→ **What to work on**: Without the images, output each record below as it stands.

→ **Dataset records**:
start
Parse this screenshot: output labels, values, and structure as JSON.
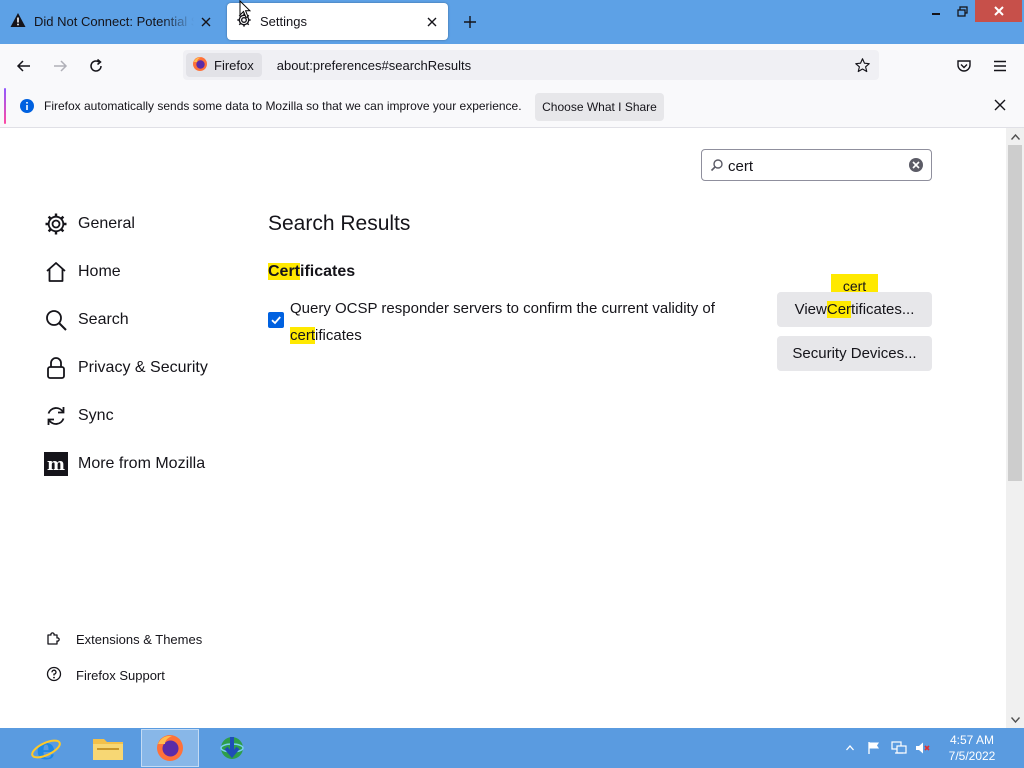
{
  "tabs": [
    {
      "label": "Did Not Connect: Potential Security Issue",
      "active": false
    },
    {
      "label": "Settings",
      "active": true
    }
  ],
  "urlbar": {
    "identity_label": "Firefox",
    "url": "about:preferences#searchResults"
  },
  "notification": {
    "text": "Firefox automatically sends some data to Mozilla so that we can improve your experience.",
    "button_label": "Choose What I Share"
  },
  "search": {
    "value": "cert"
  },
  "categories": [
    {
      "label": "General",
      "icon": "gear-icon"
    },
    {
      "label": "Home",
      "icon": "home-icon"
    },
    {
      "label": "Search",
      "icon": "search-icon"
    },
    {
      "label": "Privacy & Security",
      "icon": "lock-icon"
    },
    {
      "label": "Sync",
      "icon": "sync-icon"
    },
    {
      "label": "More from Mozilla",
      "icon": "mozilla-icon"
    }
  ],
  "footer_links": [
    {
      "label": "Extensions & Themes",
      "icon": "puzzle-icon"
    },
    {
      "label": "Firefox Support",
      "icon": "help-icon"
    }
  ],
  "main": {
    "heading": "Search Results",
    "section": {
      "title_highlight": "Cert",
      "title_rest": "ificates",
      "checkbox": {
        "checked": true,
        "label_main": "Query OCSP responder servers to confirm the current validity of ",
        "label_highlight": "cert",
        "label_rest": "ificates"
      },
      "view_button": {
        "prefix": "View ",
        "highlight": "Cer",
        "rest": "tificates..."
      },
      "devices_button": {
        "label": "Security Devices..."
      },
      "tooltip": "cert"
    }
  },
  "taskbar": {
    "apps": [
      "internet-explorer-icon",
      "file-explorer-icon",
      "firefox-icon",
      "download-manager-icon"
    ],
    "time": "4:57 AM",
    "date": "7/5/2022"
  },
  "colors": {
    "tabbar": "#5da1e6",
    "highlight": "#ffe900",
    "accent": "#0061e0",
    "taskbar": "#5a9be0"
  }
}
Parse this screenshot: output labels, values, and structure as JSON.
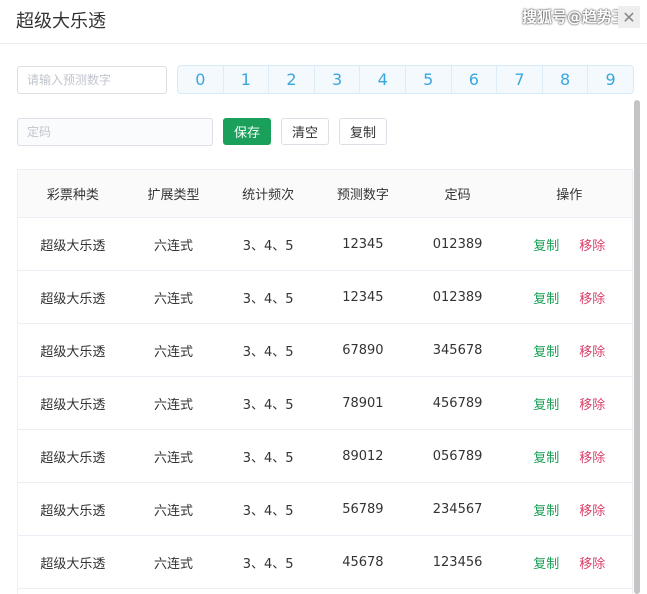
{
  "dialog": {
    "title": "超级大乐透",
    "watermark": "搜狐号@趋势王",
    "close_glyph": "✕"
  },
  "form": {
    "predict_placeholder": "请输入预测数字",
    "code_placeholder": "定码",
    "digits": [
      "0",
      "1",
      "2",
      "3",
      "4",
      "5",
      "6",
      "7",
      "8",
      "9"
    ],
    "save_label": "保存",
    "clear_label": "清空",
    "copy_label": "复制"
  },
  "table": {
    "headers": [
      "彩票种类",
      "扩展类型",
      "统计频次",
      "预测数字",
      "定码",
      "操作"
    ],
    "copy_action": "复制",
    "remove_action": "移除",
    "rows": [
      {
        "type": "超级大乐透",
        "ext": "六连式",
        "freq": "3、4、5",
        "predict": "12345",
        "code": "012389"
      },
      {
        "type": "超级大乐透",
        "ext": "六连式",
        "freq": "3、4、5",
        "predict": "12345",
        "code": "012389"
      },
      {
        "type": "超级大乐透",
        "ext": "六连式",
        "freq": "3、4、5",
        "predict": "67890",
        "code": "345678"
      },
      {
        "type": "超级大乐透",
        "ext": "六连式",
        "freq": "3、4、5",
        "predict": "78901",
        "code": "456789"
      },
      {
        "type": "超级大乐透",
        "ext": "六连式",
        "freq": "3、4、5",
        "predict": "89012",
        "code": "056789"
      },
      {
        "type": "超级大乐透",
        "ext": "六连式",
        "freq": "3、4、5",
        "predict": "56789",
        "code": "234567"
      },
      {
        "type": "超级大乐透",
        "ext": "六连式",
        "freq": "3、4、5",
        "predict": "45678",
        "code": "123456"
      }
    ]
  },
  "colors": {
    "primary": "#1aa05a",
    "danger": "#d8416a",
    "digit": "#3aa6de"
  }
}
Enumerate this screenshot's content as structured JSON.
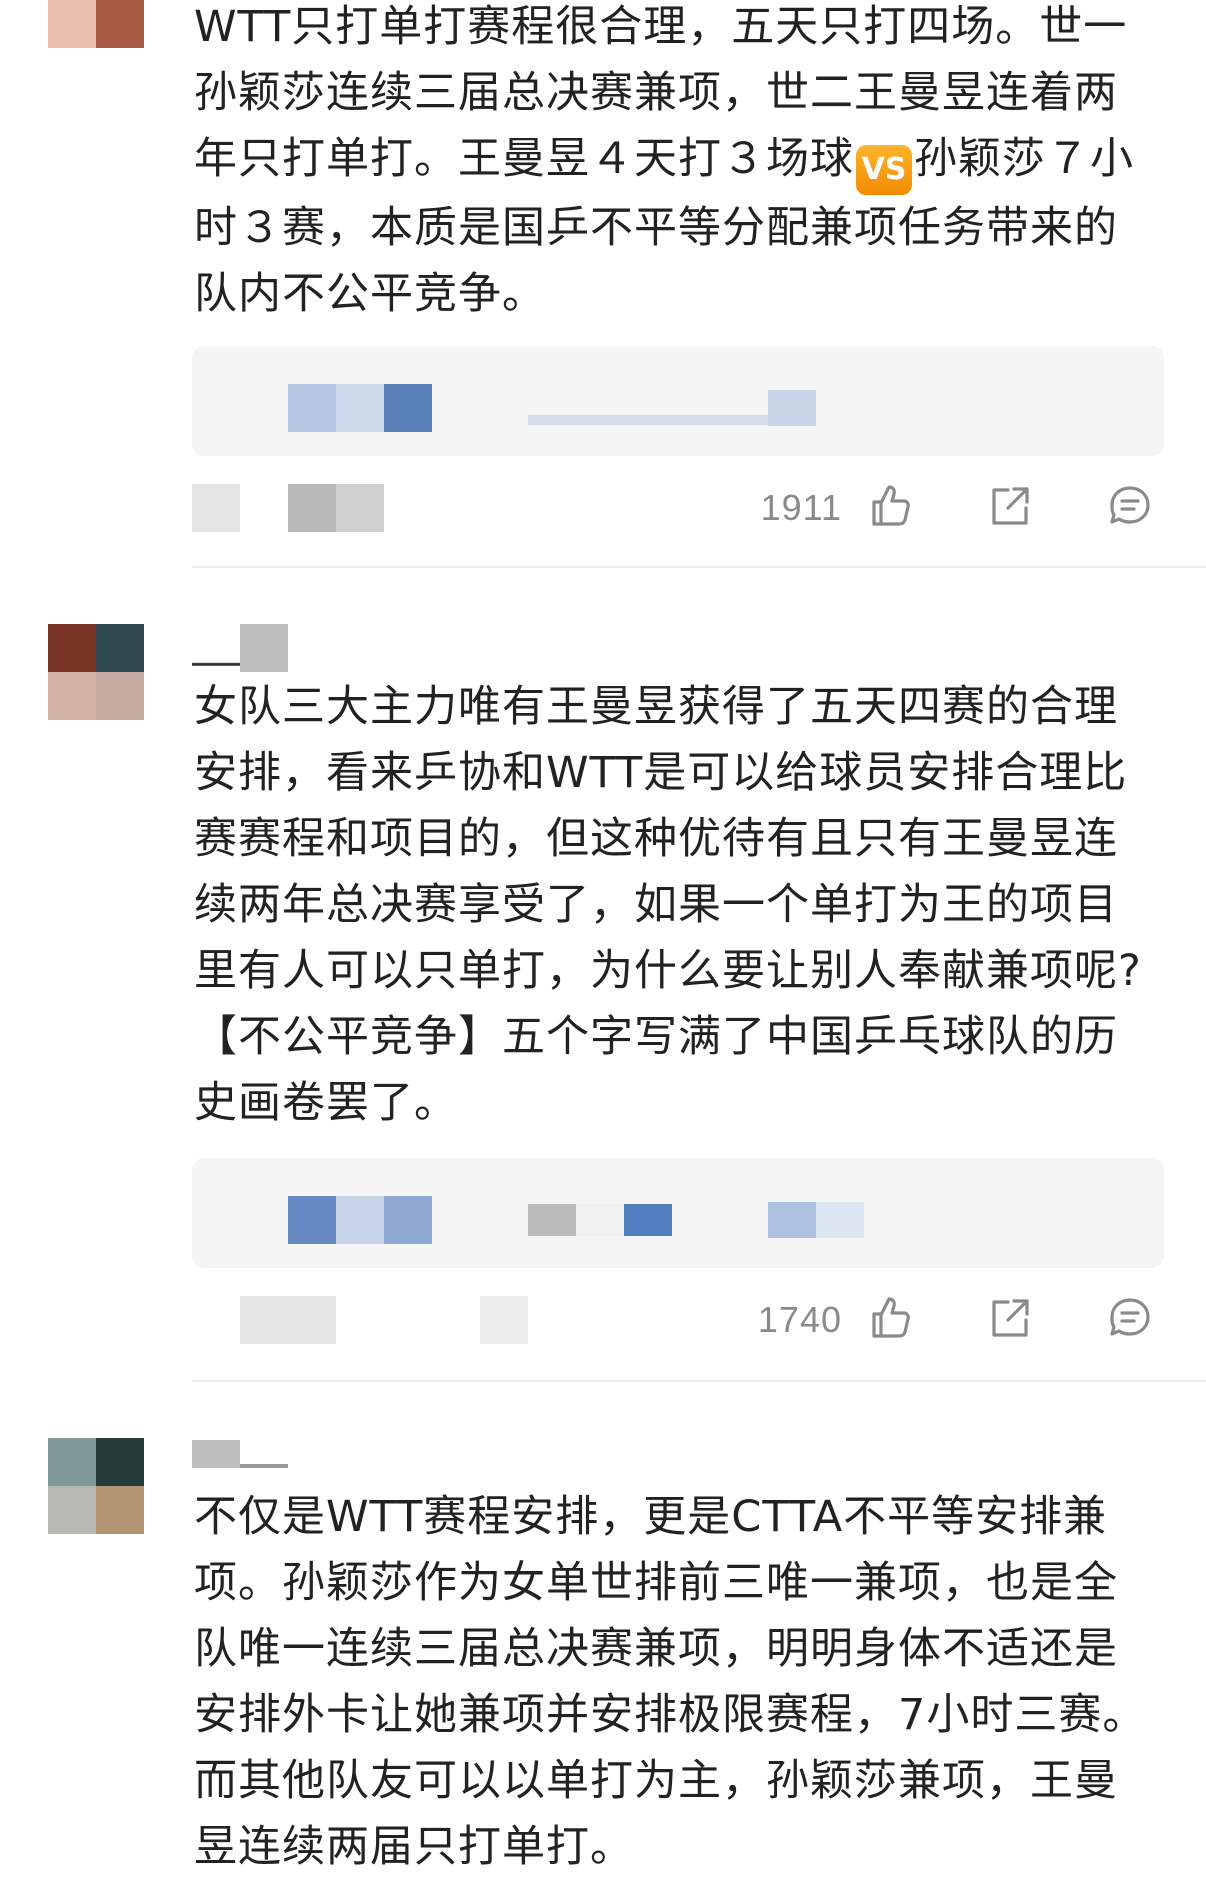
{
  "comments": [
    {
      "text_pre": "WTT只打单打赛程很合理，五天只打四场。世一孙颖莎连续三届总决赛兼项，世二王曼昱连着两年只打单打。王曼昱４天打３场球",
      "badge": "VS",
      "text_post": "孙颖莎７小时３赛，本质是国乒不平等分配兼项任务带来的队内不公平竞争。",
      "likes": "1911"
    },
    {
      "text": "女队三大主力唯有王曼昱获得了五天四赛的合理安排，看来乒协和WTT是可以给球员安排合理比赛赛程和项目的，但这种优待有且只有王曼昱连续两年总决赛享受了，如果一个单打为王的项目里有人可以只单打，为什么要让别人奉献兼项呢?【不公平竞争】五个字写满了中国乒乓球队的历史画卷罢了。",
      "likes": "1740"
    },
    {
      "text": "不仅是WTT赛程安排，更是CTTA不平等安排兼项。孙颖莎作为女单世排前三唯一兼项，也是全队唯一连续三届总决赛兼项，明明身体不适还是安排外卡让她兼项并安排极限赛程，7小时三赛。而其他队友可以以单打为主，孙颖莎兼项，王曼昱连续两届只打单打。"
    }
  ],
  "colors": {
    "text": "#222222",
    "muted": "#8a8a8a",
    "reply_bg": "#f5f5f5",
    "badge": "#f59a0c"
  },
  "icons": [
    "thumbs-up-icon",
    "share-icon",
    "comment-icon"
  ]
}
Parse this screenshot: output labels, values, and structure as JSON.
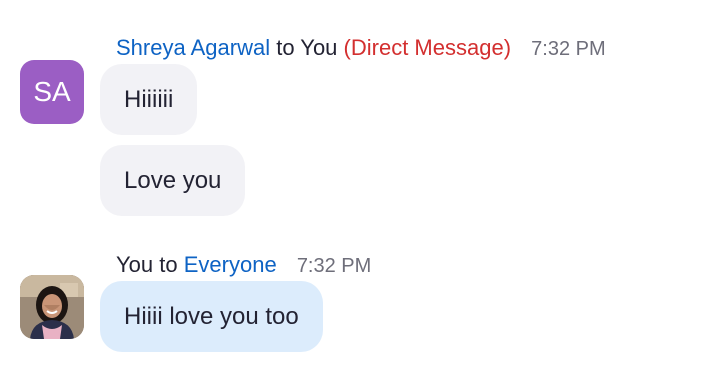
{
  "messages": [
    {
      "sender": "Shreya Agarwal",
      "connector": "to",
      "recipient": "You",
      "tag": "(Direct Message)",
      "time": "7:32 PM",
      "avatar_initials": "SA",
      "bubbles": [
        "Hiiiiii",
        "Love you"
      ]
    },
    {
      "sender": "You",
      "connector": "to",
      "recipient": "Everyone",
      "time": "7:32 PM",
      "bubbles": [
        "Hiiii love you too"
      ]
    }
  ],
  "colors": {
    "avatar_purple": "#9b5ec4",
    "name_blue": "#0e63c4",
    "direct_message_red": "#d32f2f",
    "received_bubble": "#f2f2f6",
    "sent_bubble": "#dcecfc"
  },
  "icons": {
    "avatar_photo": "user-photo-icon"
  }
}
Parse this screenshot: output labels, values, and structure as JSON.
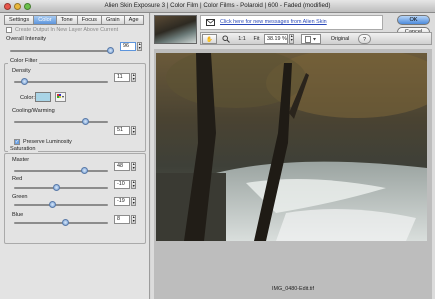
{
  "window": {
    "title": "Alien Skin Exposure 3 | Color Film | Color Films - Polaroid | 600 - Faded (modified)"
  },
  "tabs": [
    {
      "label": "Settings"
    },
    {
      "label": "Color"
    },
    {
      "label": "Tone"
    },
    {
      "label": "Focus"
    },
    {
      "label": "Grain"
    },
    {
      "label": "Age"
    }
  ],
  "left_panel": {
    "create_output_label": "Create Output In New Layer Above Current",
    "overall_intensity": {
      "label": "Overall Intensity",
      "value": "96"
    },
    "color_filter": {
      "title": "Color Filter",
      "density": {
        "label": "Density",
        "value": "11"
      },
      "color_label": "Color:",
      "cooling_warming": {
        "label": "Cooling/Warming",
        "value": "51"
      },
      "preserve_luminosity": {
        "label": "Preserve Luminosity",
        "checked": true
      }
    },
    "saturation": {
      "title": "Saturation",
      "master": {
        "label": "Master",
        "value": "48"
      },
      "red": {
        "label": "Red",
        "value": "-10"
      },
      "green": {
        "label": "Green",
        "value": "-19"
      },
      "blue": {
        "label": "Blue",
        "value": "8"
      }
    }
  },
  "right_panel": {
    "info_link": "Click here for new messages from Alien Skin",
    "ok_label": "OK",
    "cancel_label": "Cancel",
    "toolbar": {
      "zoom_1to1": "1:1",
      "fit_label": "Fit",
      "zoom_value": "38.19 %",
      "original_label": "Original",
      "help_label": "?"
    },
    "filename": "IMG_0480-Edit.tif"
  },
  "colors": {
    "accent": "#5d95dc",
    "swatch": "#a9d4e6",
    "link": "#2a48b8"
  }
}
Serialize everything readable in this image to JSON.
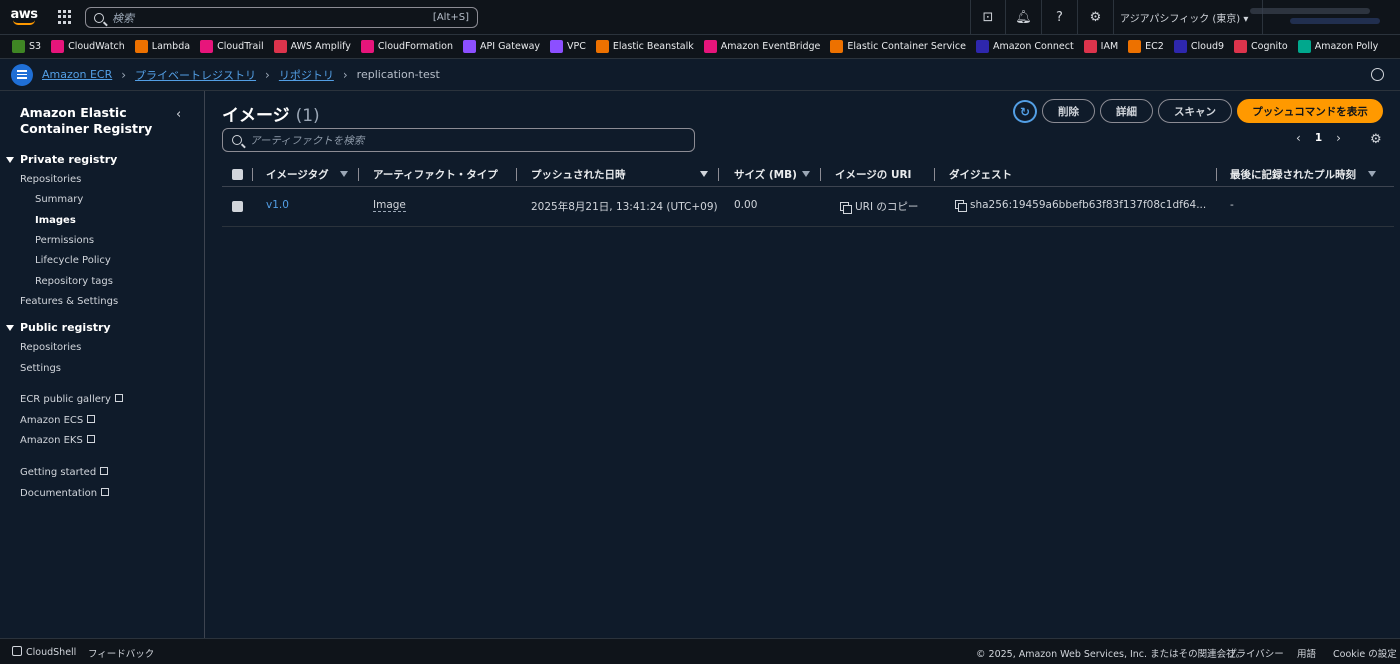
end
→ **Result of the task**:
Parse this screenshot: output labels, values, and structure as JSON.
{
  "tabs": [
    {
      "label": "Did Not Connect: Potential Security Issue",
      "active": false
    },
    {
      "label": "Settings",
      "active": true
    }
  ],
  "urlbar": {
    "identity_label": "Firefox",
    "url": "about:preferences#searchResults"
  },
  "notification": {
    "text": "Firefox automatically sends some data to Mozilla so that we can improve your experience.",
    "button_label": "Choose What I Share"
  },
  "search": {
    "value": "cert"
  },
  "categories": [
    {
      "label": "General",
      "icon": "gear-icon"
    },
    {
      "label": "Home",
      "icon": "home-icon"
    },
    {
      "label": "Search",
      "icon": "search-icon"
    },
    {
      "label": "Privacy & Security",
      "icon": "lock-icon"
    },
    {
      "label": "Sync",
      "icon": "sync-icon"
    },
    {
      "label": "More from Mozilla",
      "icon": "mozilla-icon"
    }
  ],
  "footer_links": [
    {
      "label": "Extensions & Themes",
      "icon": "puzzle-icon"
    },
    {
      "label": "Firefox Support",
      "icon": "help-icon"
    }
  ],
  "main": {
    "heading": "Search Results",
    "section": {
      "title_highlight": "Cert",
      "title_rest": "ificates",
      "checkbox": {
        "checked": true,
        "label_main": "Query OCSP responder servers to confirm the current validity of ",
        "label_highlight": "cert",
        "label_rest": "ificates"
      },
      "view_button": {
        "prefix": "View ",
        "highlight": "Cer",
        "rest": "tificates..."
      },
      "devices_button": {
        "label": "Security Devices..."
      },
      "tooltip": "cert"
    }
  },
  "taskbar": {
    "apps": [
      "internet-explorer-icon",
      "file-explorer-icon",
      "firefox-icon",
      "download-manager-icon"
    ],
    "time": "4:57 AM",
    "date": "7/5/2022"
  },
  "colors": {
    "tabbar": "#5da1e6",
    "highlight": "#ffe900",
    "accent": "#0061e0",
    "taskbar": "#5a9be0"
  }
}
Parse this screenshot: output labels, values, and structure as JSON.
{
  "dialog": {
    "title": "超级大乐透",
    "watermark": "搜狐号@趋势王",
    "close_glyph": "✕"
  },
  "form": {
    "predict_placeholder": "请输入预测数字",
    "code_placeholder": "定码",
    "digits": [
      "0",
      "1",
      "2",
      "3",
      "4",
      "5",
      "6",
      "7",
      "8",
      "9"
    ],
    "save_label": "保存",
    "clear_label": "清空",
    "copy_label": "复制"
  },
  "table": {
    "headers": [
      "彩票种类",
      "扩展类型",
      "统计频次",
      "预测数字",
      "定码",
      "操作"
    ],
    "copy_action": "复制",
    "remove_action": "移除",
    "rows": [
      {
        "type": "超级大乐透",
        "ext": "六连式",
        "freq": "3、4、5",
        "predict": "12345",
        "code": "012389"
      },
      {
        "type": "超级大乐透",
        "ext": "六连式",
        "freq": "3、4、5",
        "predict": "12345",
        "code": "012389"
      },
      {
        "type": "超级大乐透",
        "ext": "六连式",
        "freq": "3、4、5",
        "predict": "67890",
        "code": "345678"
      },
      {
        "type": "超级大乐透",
        "ext": "六连式",
        "freq": "3、4、5",
        "predict": "78901",
        "code": "456789"
      },
      {
        "type": "超级大乐透",
        "ext": "六连式",
        "freq": "3、4、5",
        "predict": "89012",
        "code": "056789"
      },
      {
        "type": "超级大乐透",
        "ext": "六连式",
        "freq": "3、4、5",
        "predict": "56789",
        "code": "234567"
      },
      {
        "type": "超级大乐透",
        "ext": "六连式",
        "freq": "3、4、5",
        "predict": "45678",
        "code": "123456"
      }
    ]
  },
  "colors": {
    "primary": "#1aa05a",
    "danger": "#d8416a",
    "digit": "#3aa6de"
  }
}
Enumerate this screenshot's content as structured JSON.
{
  "comments": [
    {
      "text_pre": "WTT只打单打赛程很合理，五天只打四场。世一孙颖莎连续三届总决赛兼项，世二王曼昱连着两年只打单打。王曼昱４天打３场球",
      "badge": "VS",
      "text_post": "孙颖莎７小时３赛，本质是国乒不平等分配兼项任务带来的队内不公平竞争。",
      "likes": "1911"
    },
    {
      "text": "女队三大主力唯有王曼昱获得了五天四赛的合理安排，看来乒协和WTT是可以给球员安排合理比赛赛程和项目的，但这种优待有且只有王曼昱连续两年总决赛享受了，如果一个单打为王的项目里有人可以只单打，为什么要让别人奉献兼项呢?【不公平竞争】五个字写满了中国乒乓球队的历史画卷罢了。",
      "likes": "1740"
    },
    {
      "text": "不仅是WTT赛程安排，更是CTTA不平等安排兼项。孙颖莎作为女单世排前三唯一兼项，也是全队唯一连续三届总决赛兼项，明明身体不适还是安排外卡让她兼项并安排极限赛程，7小时三赛。而其他队友可以以单打为主，孙颖莎兼项，王曼昱连续两届只打单打。"
    }
  ],
  "colors": {
    "text": "#222222",
    "muted": "#8a8a8a",
    "reply_bg": "#f5f5f5",
    "badge": "#f59a0c"
  },
  "icons": [
    "thumbs-up-icon",
    "share-icon",
    "comment-icon"
  ]
}
Parse this screenshot: output labels, values, and structure as JSON.
{
  "messages": [
    {
      "sender": "Shreya Agarwal",
      "connector": "to",
      "recipient": "You",
      "tag": "(Direct Message)",
      "time": "7:32 PM",
      "avatar_initials": "SA",
      "bubbles": [
        "Hiiiiii",
        "Love you"
      ]
    },
    {
      "sender": "You",
      "connector": "to",
      "recipient": "Everyone",
      "time": "7:32 PM",
      "bubbles": [
        "Hiiii love you too"
      ]
    }
  ],
  "colors": {
    "avatar_purple": "#9b5ec4",
    "name_blue": "#0e63c4",
    "direct_message_red": "#d32f2f",
    "received_bubble": "#f2f2f6",
    "sent_bubble": "#dcecfc"
  },
  "icons": {
    "avatar_photo": "user-photo-icon"
  }
}
Parse this screenshot: output labels, values, and structure as JSON.
{
  "window": {
    "title": "Alien Skin Exposure 3 | Color Film | Color Films - Polaroid | 600 - Faded (modified)"
  },
  "tabs": [
    {
      "label": "Settings"
    },
    {
      "label": "Color"
    },
    {
      "label": "Tone"
    },
    {
      "label": "Focus"
    },
    {
      "label": "Grain"
    },
    {
      "label": "Age"
    }
  ],
  "left_panel": {
    "create_output_label": "Create Output In New Layer Above Current",
    "overall_intensity": {
      "label": "Overall Intensity",
      "value": "96"
    },
    "color_filter": {
      "title": "Color Filter",
      "density": {
        "label": "Density",
        "value": "11"
      },
      "color_label": "Color:",
      "cooling_warming": {
        "label": "Cooling/Warming",
        "value": "51"
      },
      "preserve_luminosity": {
        "label": "Preserve Luminosity",
        "checked": true
      }
    },
    "saturation": {
      "title": "Saturation",
      "master": {
        "label": "Master",
        "value": "48"
      },
      "red": {
        "label": "Red",
        "value": "-10"
      },
      "green": {
        "label": "Green",
        "value": "-19"
      },
      "blue": {
        "label": "Blue",
        "value": "8"
      }
    }
  },
  "right_panel": {
    "info_link": "Click here for new messages from Alien Skin",
    "ok_label": "OK",
    "cancel_label": "Cancel",
    "toolbar": {
      "zoom_1to1": "1:1",
      "fit_label": "Fit",
      "zoom_value": "38.19 %",
      "original_label": "Original",
      "help_label": "?"
    },
    "filename": "IMG_0480-Edit.tif"
  },
  "colors": {
    "accent": "#5d95dc",
    "swatch": "#a9d4e6",
    "link": "#2a48b8"
  }
}
Serialize everything readable in this image to JSON.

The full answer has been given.